INPUT FOR THIS TASK ->
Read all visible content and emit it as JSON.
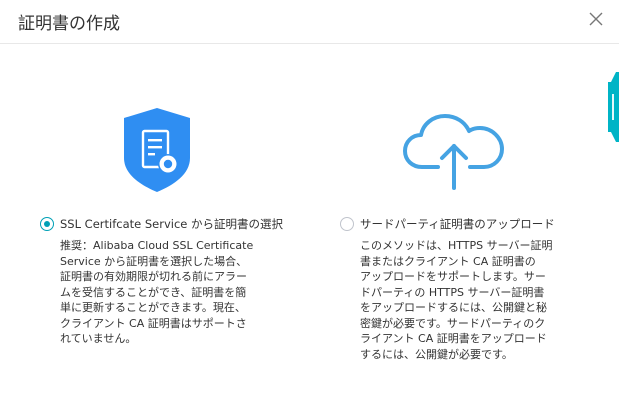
{
  "dialog": {
    "title": "証明書の作成",
    "close_icon": "close-icon"
  },
  "colors": {
    "accent": "#00a0b6",
    "shield_blue": "#2f8ef2",
    "cloud_blue": "#45a3e3"
  },
  "options": [
    {
      "id": "ssl",
      "icon": "certificate-shield-icon",
      "label": "SSL Certifcate Service から証明書の選択",
      "selected": true,
      "description_lines": [
        "推奨：Alibaba Cloud SSL Certificate",
        "Service から証明書を選択した場合、",
        "証明書の有効期限が切れる前にアラー",
        "ムを受信することができ、証明書を簡",
        "単に更新することができます。現在、",
        "クライアント CA 証明書はサポートさ",
        "れていません。"
      ]
    },
    {
      "id": "upload",
      "icon": "cloud-upload-icon",
      "label": "サードパーティ証明書のアップロード",
      "selected": false,
      "description_lines": [
        "このメソッドは、HTTPS サーバー証明",
        "書またはクライアント CA 証明書の",
        "アップロードをサポートします。サー",
        "ドパーティの HTTPS サーバー証明書",
        "をアップロードするには、公開鍵と秘",
        "密鍵が必要です。サードパーティのク",
        "ライアント CA 証明書をアップロード",
        "するには、公開鍵が必要です。"
      ]
    }
  ]
}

WHAT THE EXERCISE ASKS ->
Gather each line in the data that holds the string "Service".

RESPONSE TO THE TASK ->
      "label": "SSL Certifcate Service から証明書の選択",
        "Service から証明書を選択した場合、",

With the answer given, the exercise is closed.